=== What to produce ===
An exact reproduction of the records is required, with all images left out.

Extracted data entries
|---|

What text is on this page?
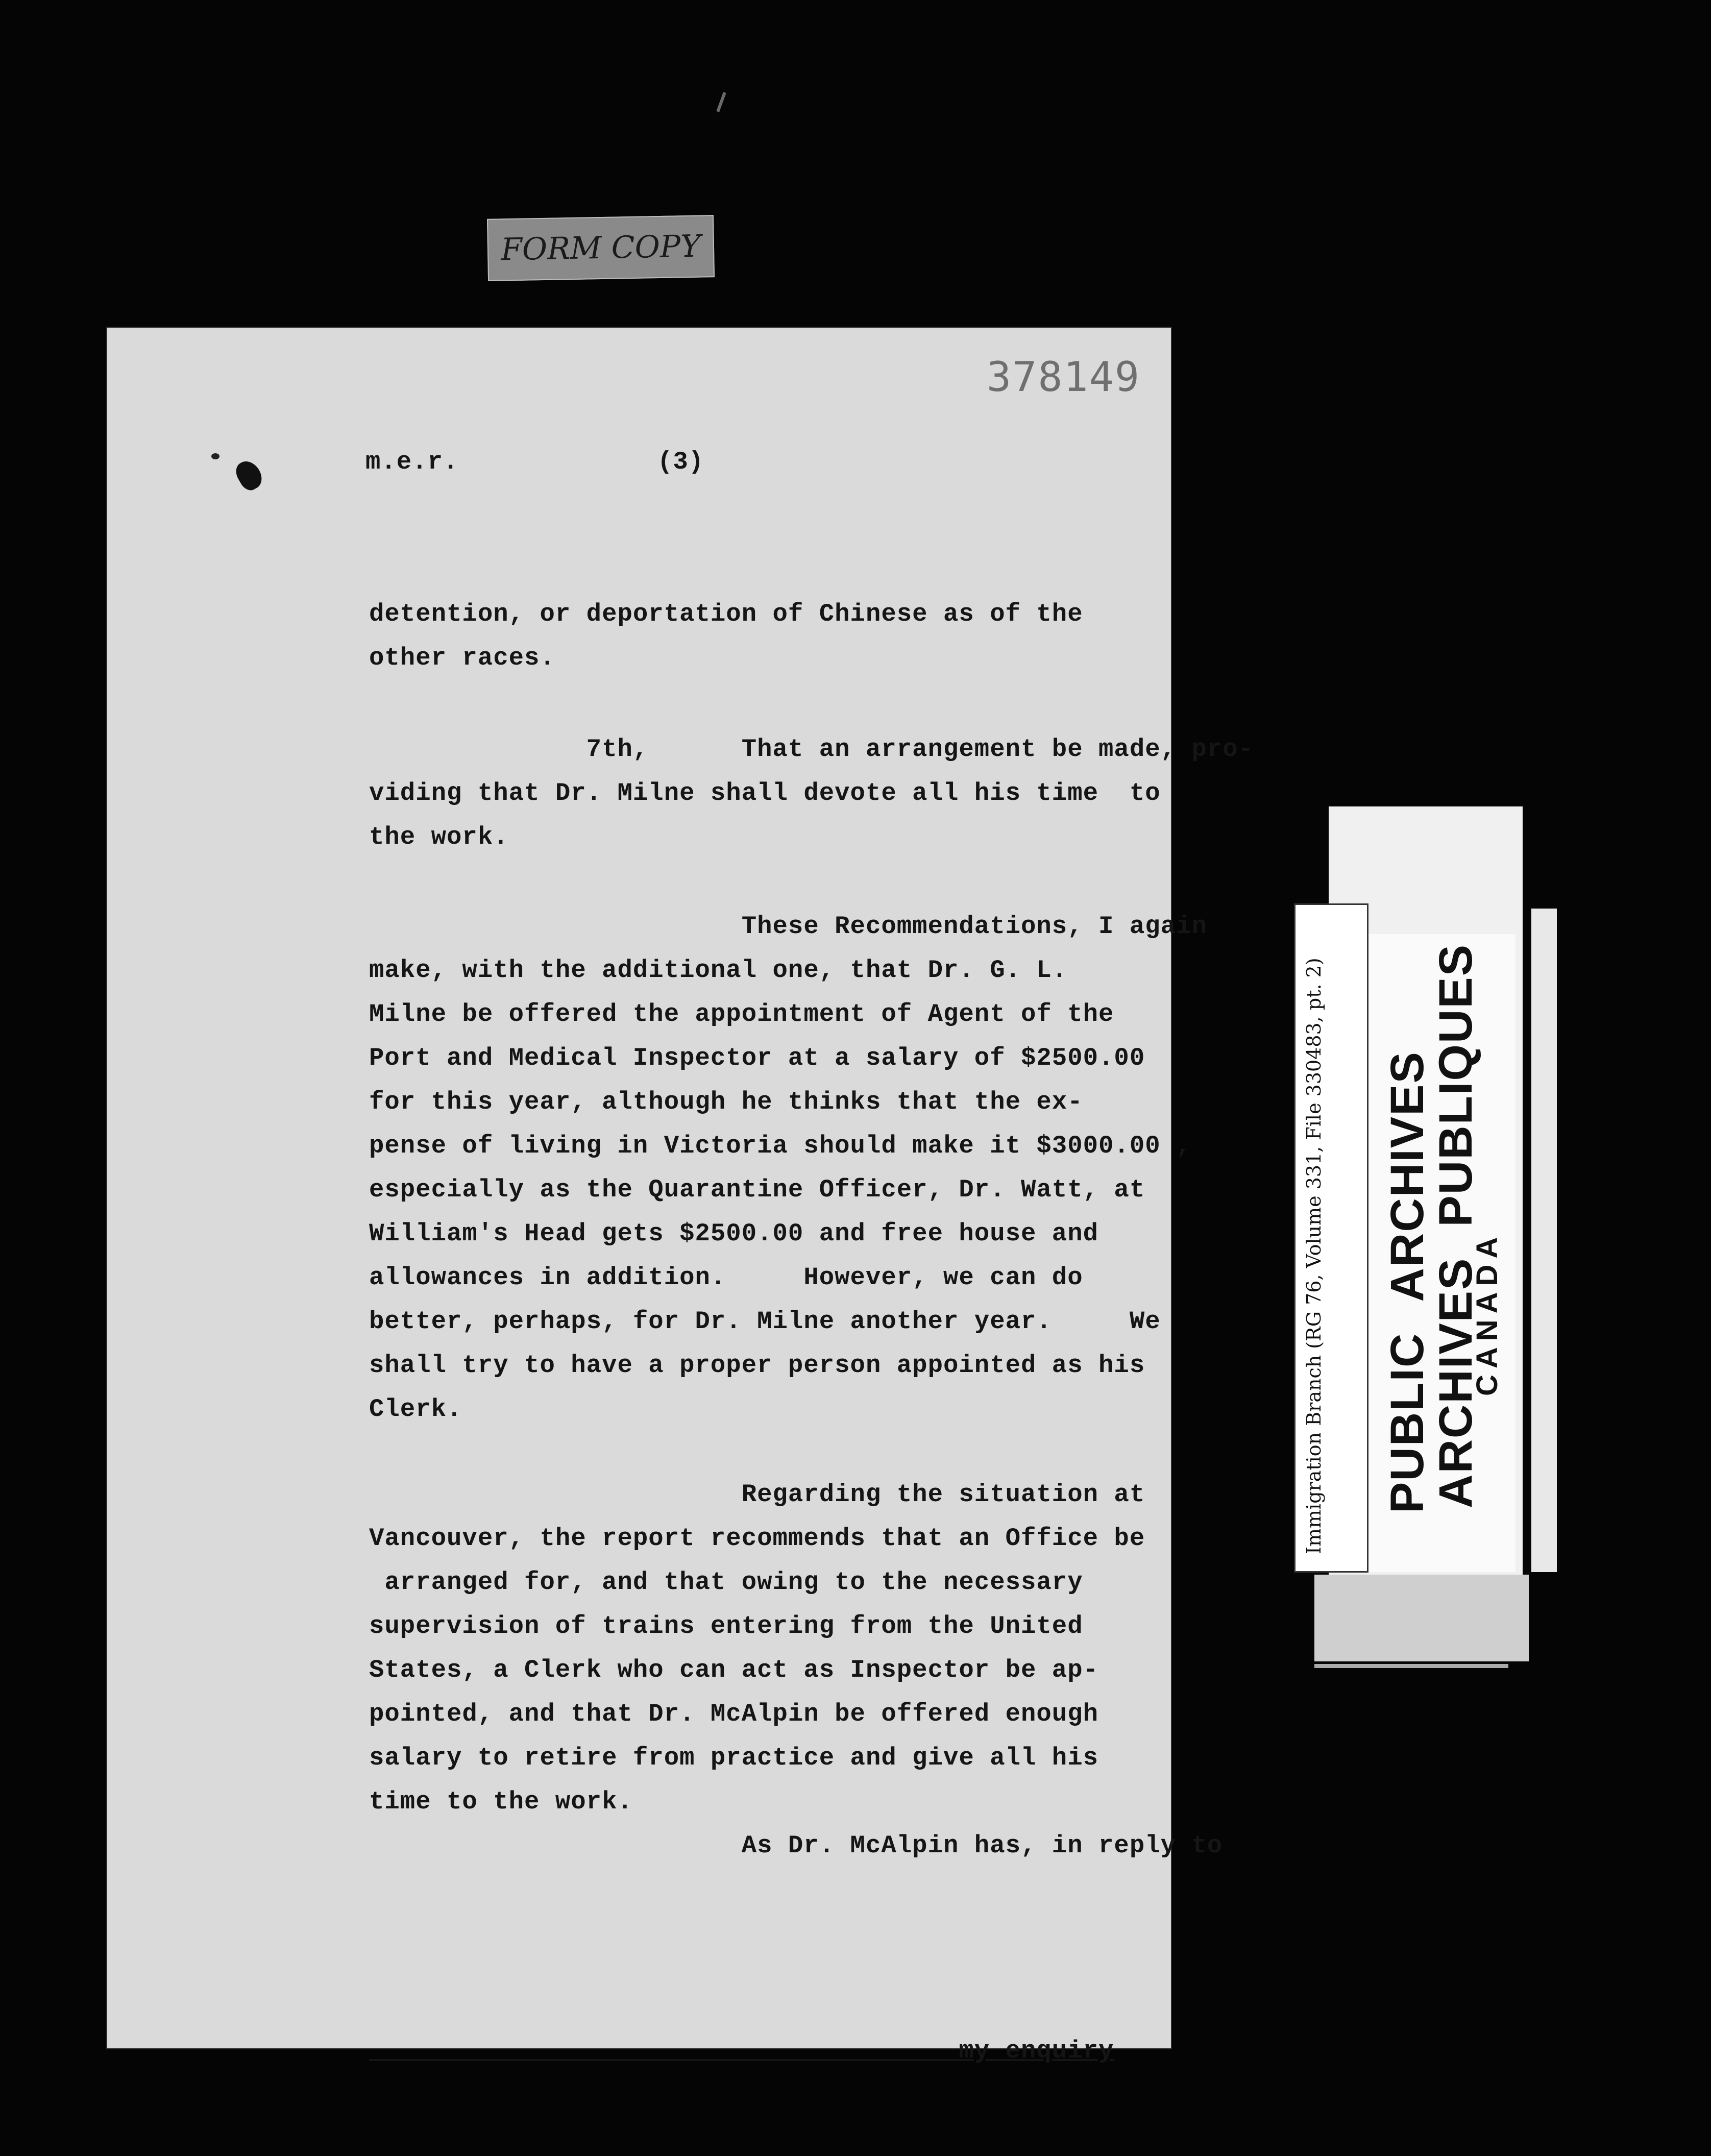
FORM COPY
378149
m.e.r.	(3)
detention, or deportation of Chinese as of the
other races.
7th,      That an arrangement be made, pro-
viding that Dr. Milne shall devote all his time  to
the work.
These Recommendations, I again
make, with the additional one, that Dr. G. L.
Milne be offered the appointment of Agent of the
Port and Medical Inspector at a salary of $2500.00
for this year, although he thinks that the ex-
pense of living in Victoria should make it $3000.00 ,
especially as the Quarantine Officer, Dr. Watt, at
William's Head gets $2500.00 and free house and
allowances in addition.     However, we can do
better, perhaps, for Dr. Milne another year.     We
shall try to have a proper person appointed as his
Clerk.
Regarding the situation at
Vancouver, the report recommends that an Office be
arranged for, and that owing to the necessary
supervision of trains entering from the United
States, a Clerk who can act as Inspector be ap-
pointed, and that Dr. McAlpin be offered enough
salary to retire from practice and give all his
time to the work.
As Dr. McAlpin has, in reply to
my enquiry
Immigration Branch (RG 76, Volume 331, File 330483, pt. 2) PUBLICARCHIVES
ARCHIVESPUBLIQUES
CANADA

|---|

=== Worked answer ===
What text is on this page?
FORM COPY
378149
m.e.r.	(3)
detention, or deportation of Chinese as of the
other races.
7th,      That an arrangement be made, pro-
viding that Dr. Milne shall devote all his time  to
the work.
These Recommendations, I again
make, with the additional one, that Dr. G. L.
Milne be offered the appointment of Agent of the
Port and Medical Inspector at a salary of $2500.00
for this year, although he thinks that the ex-
pense of living in Victoria should make it $3000.00 ,
especially as the Quarantine Officer, Dr. Watt, at
William's Head gets $2500.00 and free house and
allowances in addition.     However, we can do
better, perhaps, for Dr. Milne another year.     We
shall try to have a proper person appointed as his
Clerk.
Regarding the situation at
Vancouver, the report recommends that an Office be
arranged for, and that owing to the necessary
supervision of trains entering from the United
States, a Clerk who can act as Inspector be ap-
pointed, and that Dr. McAlpin be offered enough
salary to retire from practice and give all his
time to the work.
As Dr. McAlpin has, in reply to
my enquiry
Immigration Branch (RG 76, Volume 331, File 330483, pt. 2) PUBLICARCHIVES
ARCHIVESPUBLIQUES
CANADA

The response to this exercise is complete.